Reproduce the records below in full and exactly, without their images.

■ ■ ■ ■ ■ ■ ■

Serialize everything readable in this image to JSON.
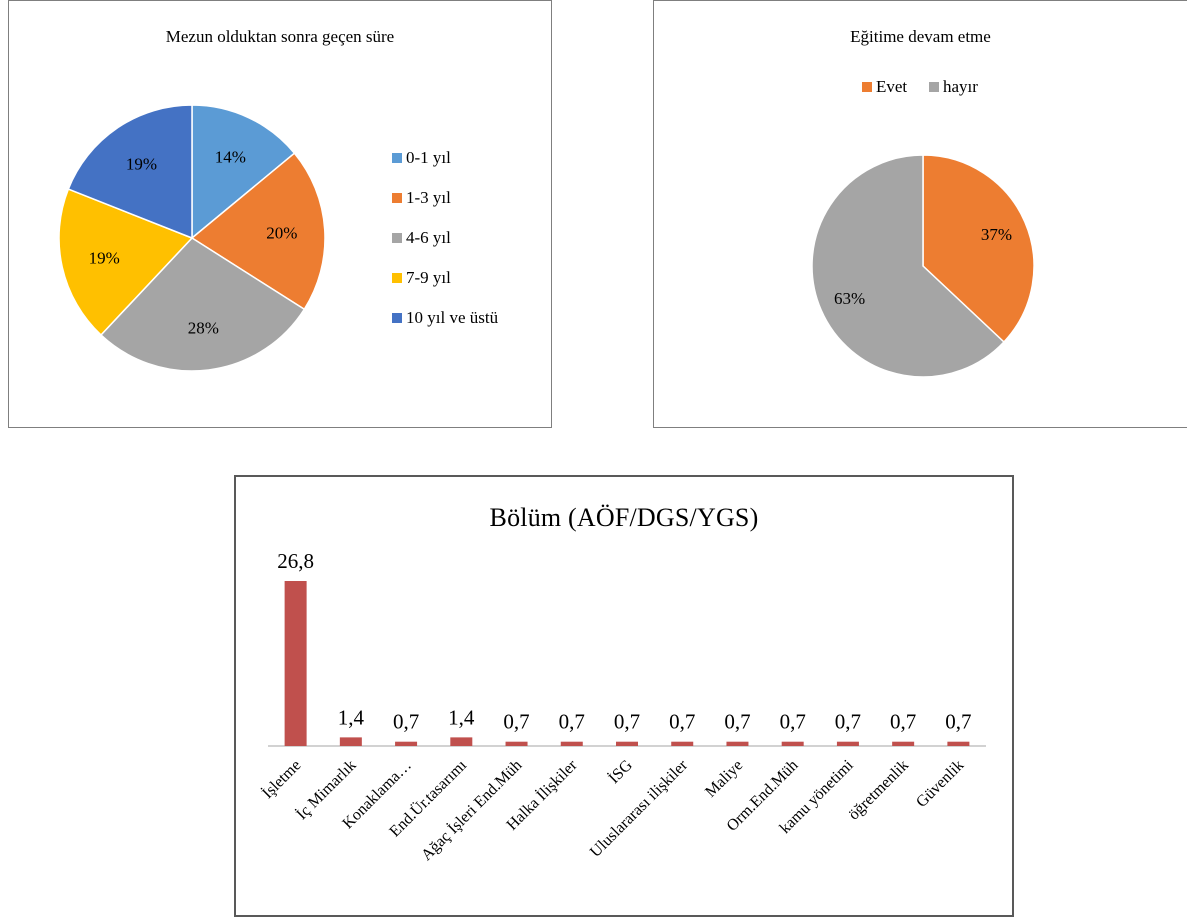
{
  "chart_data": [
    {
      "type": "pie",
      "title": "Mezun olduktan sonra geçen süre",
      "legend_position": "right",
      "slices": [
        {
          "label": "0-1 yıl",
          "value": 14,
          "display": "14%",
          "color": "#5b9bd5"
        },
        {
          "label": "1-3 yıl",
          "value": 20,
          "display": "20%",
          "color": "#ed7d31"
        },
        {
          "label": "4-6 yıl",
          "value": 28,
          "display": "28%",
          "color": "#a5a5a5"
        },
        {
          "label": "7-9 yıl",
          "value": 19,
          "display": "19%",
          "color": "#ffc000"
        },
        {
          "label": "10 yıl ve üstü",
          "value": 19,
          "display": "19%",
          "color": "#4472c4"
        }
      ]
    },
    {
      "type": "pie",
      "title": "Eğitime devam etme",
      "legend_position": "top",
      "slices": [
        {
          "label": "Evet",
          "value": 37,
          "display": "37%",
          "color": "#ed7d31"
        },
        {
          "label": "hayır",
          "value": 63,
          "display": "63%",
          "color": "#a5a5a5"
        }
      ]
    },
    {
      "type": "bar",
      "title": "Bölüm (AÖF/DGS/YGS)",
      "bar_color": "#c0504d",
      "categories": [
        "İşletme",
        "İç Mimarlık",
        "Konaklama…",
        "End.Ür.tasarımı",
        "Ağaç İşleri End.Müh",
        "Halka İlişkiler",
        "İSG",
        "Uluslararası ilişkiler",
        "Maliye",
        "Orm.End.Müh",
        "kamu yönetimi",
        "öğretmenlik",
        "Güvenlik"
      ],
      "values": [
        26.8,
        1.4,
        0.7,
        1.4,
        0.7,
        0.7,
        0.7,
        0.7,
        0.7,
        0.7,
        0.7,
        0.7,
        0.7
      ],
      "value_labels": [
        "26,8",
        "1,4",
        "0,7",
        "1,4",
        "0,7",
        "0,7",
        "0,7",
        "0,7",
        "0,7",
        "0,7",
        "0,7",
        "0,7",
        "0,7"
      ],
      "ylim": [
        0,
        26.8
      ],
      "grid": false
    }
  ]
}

■ ■ ■ ■ ■ ■ ■

**Written reply:**
Serialize everything readable in this image to JSON.
{
  "chart_data": [
    {
      "type": "pie",
      "title": "Mezun olduktan sonra geçen süre",
      "legend_position": "right",
      "slices": [
        {
          "label": "0-1 yıl",
          "value": 14,
          "display": "14%",
          "color": "#5b9bd5"
        },
        {
          "label": "1-3 yıl",
          "value": 20,
          "display": "20%",
          "color": "#ed7d31"
        },
        {
          "label": "4-6 yıl",
          "value": 28,
          "display": "28%",
          "color": "#a5a5a5"
        },
        {
          "label": "7-9 yıl",
          "value": 19,
          "display": "19%",
          "color": "#ffc000"
        },
        {
          "label": "10 yıl ve üstü",
          "value": 19,
          "display": "19%",
          "color": "#4472c4"
        }
      ]
    },
    {
      "type": "pie",
      "title": "Eğitime devam etme",
      "legend_position": "top",
      "slices": [
        {
          "label": "Evet",
          "value": 37,
          "display": "37%",
          "color": "#ed7d31"
        },
        {
          "label": "hayır",
          "value": 63,
          "display": "63%",
          "color": "#a5a5a5"
        }
      ]
    },
    {
      "type": "bar",
      "title": "Bölüm (AÖF/DGS/YGS)",
      "bar_color": "#c0504d",
      "categories": [
        "İşletme",
        "İç Mimarlık",
        "Konaklama…",
        "End.Ür.tasarımı",
        "Ağaç İşleri End.Müh",
        "Halka İlişkiler",
        "İSG",
        "Uluslararası ilişkiler",
        "Maliye",
        "Orm.End.Müh",
        "kamu yönetimi",
        "öğretmenlik",
        "Güvenlik"
      ],
      "values": [
        26.8,
        1.4,
        0.7,
        1.4,
        0.7,
        0.7,
        0.7,
        0.7,
        0.7,
        0.7,
        0.7,
        0.7,
        0.7
      ],
      "value_labels": [
        "26,8",
        "1,4",
        "0,7",
        "1,4",
        "0,7",
        "0,7",
        "0,7",
        "0,7",
        "0,7",
        "0,7",
        "0,7",
        "0,7",
        "0,7"
      ],
      "ylim": [
        0,
        26.8
      ],
      "grid": false
    }
  ]
}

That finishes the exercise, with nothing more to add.